- _Source passage_
▬▬▬

Unwanted text indentation when converting from docx to png

nirm · February 14, 2022, 1:21pm

Hi,
input file: 2101TLy.docx (31.0 KB)
Output file: 2101TLy.png (238.5 KB)
Comparison screenshot (bug): COMPARISON.jpg (203.8 KB)

CONVERSION CODE:

import com.groupdocs.conversion.Converter;
import com.groupdocs.conversion.filetypes.FileType;
import com.groupdocs.conversion.options.convert.ImageConvertOptions;

import java.io.InputStream;

public class FileConvertor2 {

private static final Logger logger = Logger.getLogger(FileConvertor2.class);

public static int convert(InputStream inputStream, FileFormat inputFormat, FileFormat outputFormat) throws Exception {
    try {
        final Converter converter = new Converter(inputStream);
        final ImageConvertOptions options = new ImageConvertOptions();
        tryToEnhanceQuality(options, inputFormat);
        options.setFormat(FileType.fromExtension(outputFormat.getExtension()));
        options.setPagesCount(1); // currently we convert just 1 page separately
        final int totalDocumentPages = converter.getDocumentInfo().getPagesCount();
        for (int i = 1; i <= totalDocumentPages; i++) {
            try (ByteBufferOutputStream outputStream = new ByteBufferOutputStream()) {
                options.setPageNumber(i); // The page index to be converted
                converter.convert(outputStream, options);
                // Save the output stream to an external source....
            } catch (Exception e) {
                logger.error(e, "Failed to convert page #%s to %s", i, options.getFormat().getExtension());
                throw e;
            }
        }
        return totalDocumentPages;
    } catch (Exception e) {
        logger.error(e, "Failed to convert file to %s", outputFormat.getExtension());
        throw e;
    }
}

private static void tryToEnhanceQuality(ImageConvertOptions options, FileFormat inputFormat) {
    int resolutionDPIVal = -1;
    // Approximate print-size of PDF: width 8.27 X  height 11.69 INCH
    switch (inputFormat) {
        case DOC:
        case DOCX:
        case JPG:
        case JPEG:
            // Why 300?
            // Because the maximum resolution we aim is 2200 X 3000 which is about 220-300 DPI.

▬▬▬

- _Data extract_
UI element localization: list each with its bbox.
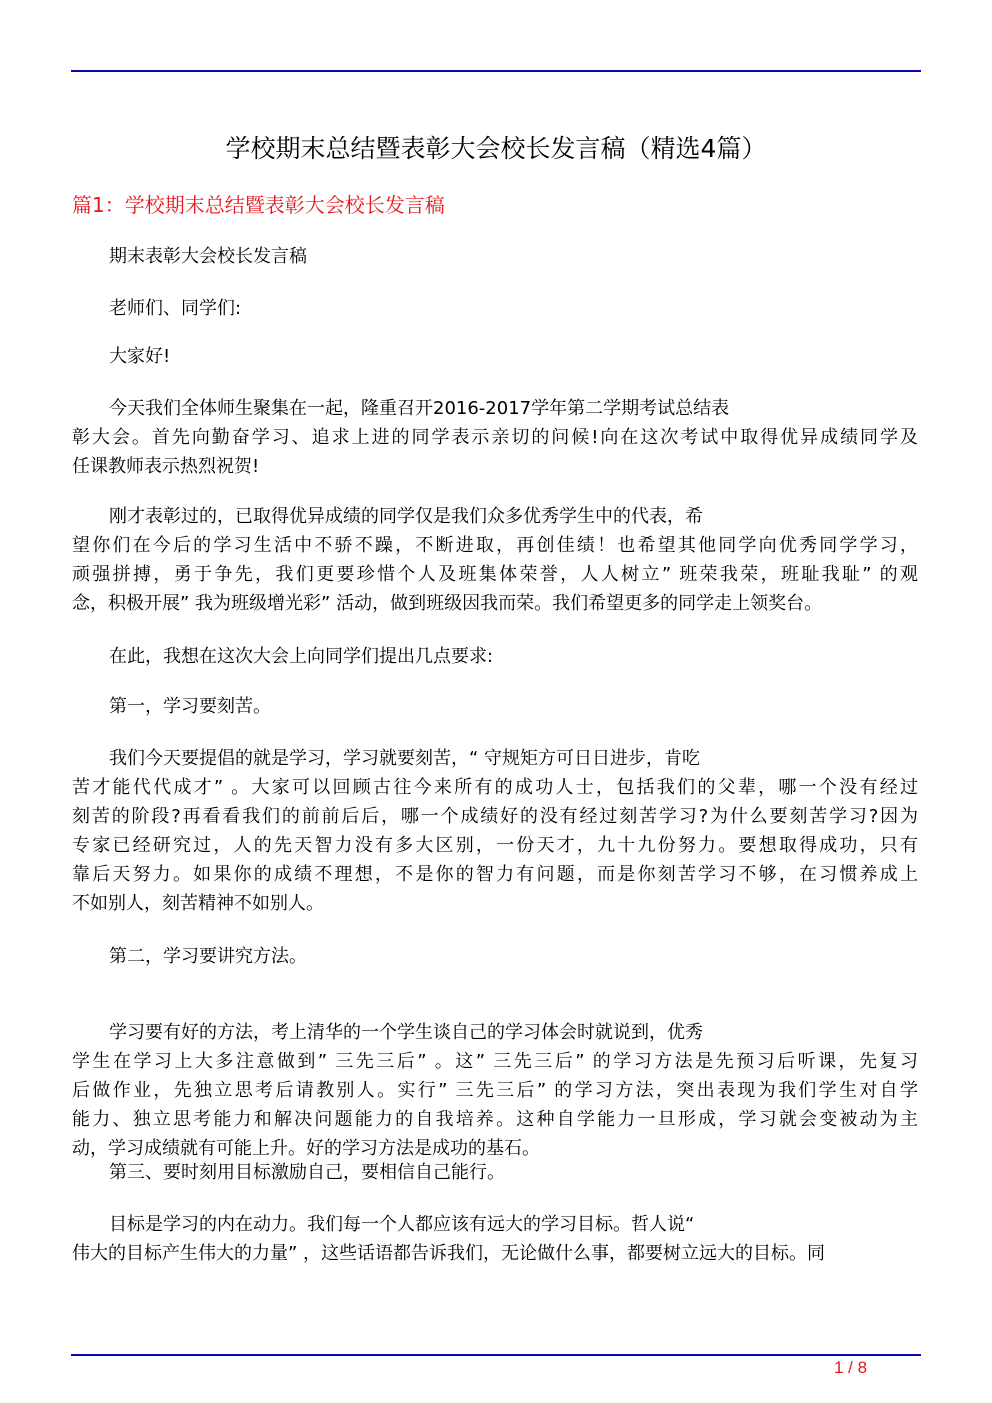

▬▬▬

- _Exercise aim_
Continue the forum post about docx to png indentation from the point where it stops.

- _Answer to this problem_
            // Also, the default DPI value of a Microsoft Word doc is 220 DPI (Windows 10) and we want to maintain/enhance that quality when converting to image
            resolutionDPIVal = 300;
            break;
        default:
            break;
    }
    if (resolutionDPIVal > 0) {
        options.setHorizontalResolution(resolutionDPIVal);
        options.setVerticalResolution(resolutionDPIVal);
    }
}

}

atir.tahir · February 14, 2022, 7:29pm

@nirm

We cannot reproduce this issue at our end. Please have a look at this output.png (183.5 KB). Could you please share your development environment details (e.g. OS version, Java version) and a sample application. We’ll then further look into this scenario.

nirm · February 15, 2022, 10:02am

I use GroupDocs.Coversion 21.10.1.
The issue was reproduced in 2 cases:
OS: Windows 10 Pro, Java 11, JDK Amazon Corretto 11.0.11.
OS (running on AWS): Amazon FARGATE so it’s Linux/Unix, Amazon Linux 2.0.20220121

Am I doing something wrong in my convert code?
How is it possible that I’m getting different results from you?

Please keep me posted, thank you

atir.tahir · February 15, 2022, 11:15am

@nirm

Make sure your environment has the font family installed that is used in the source file. If you closely look at the output.png or even at the source/Word file, you will see the font difference.jpg (120.7 KB). Hence, please install the missing font. You can also specify the default font or the font substitution, have a look at the Load WordProcessing Document with Options.

nirm · February 15, 2022, 12:41pm

You can see in my code, that I don’t use WordProcessingLoadOptions, I’ll try to use and update here.
Have you had the chance to inspect my input file in an environment that is similar to my own?
Also, from what machine (OS, java jdk type and version), your output file?

atir.tahir · February 15, 2022, 3:09pm

@nirm

OS: Windows 11
JAVA: openjdk version 11.0.14.1
Runtime environment: Corretto-11.0.14.10.1

Below is the code:

package com.groupdocs.conversion.examples;
import java.io.File; 
import com.groupdocs.conversion.Converter; 
import com.groupdocs.conversion.filetypes.ImageFileType;
import com.groupdocs.conversion.options.convert.ImageConvertOptions; 
import java.io.FileInputStream;

public class RunExamples {
	public static void main(String[] args) throws Throwable { 
		String outputFolder = "D:/";
		String outputFileTemplate = new File(outputFolder, "output-page-%d.png").getPath();
		final Converter converter = new Converter(new FileInputStream("D:/2101TLy.docx"));
		final ImageConvertOptions options = new ImageConvertOptions();
		options.setHorizontalResolution(300);
		options.setVerticalResolution(300);
		options.setFormat(ImageFileType.Png);
		options.setPagesCount(1);  
		options.setPageNumber(1); 
		converter.convert(outputFileTemplate, options); 
		converter.close();
	} 
}

Could you please share a list of installed fonts on your machine and a running console application?

atir.tahir · February 15, 2022, 9:08pm

@nirm

This issue is reproduced at our end on Linux and we’ve logged it in our internal issue tracking system with ID CONVERSIONJAVA-1568. It’ll be now further investigated. We’ll notify you in case of any update.

atir.tahir · February 20, 2022, 7:06pm

@nirm

Please install all the fonts that are used in the source/Word document. If you install these fonts, issue will be resolved.
We cannot reproduce this issue at our end using this approach.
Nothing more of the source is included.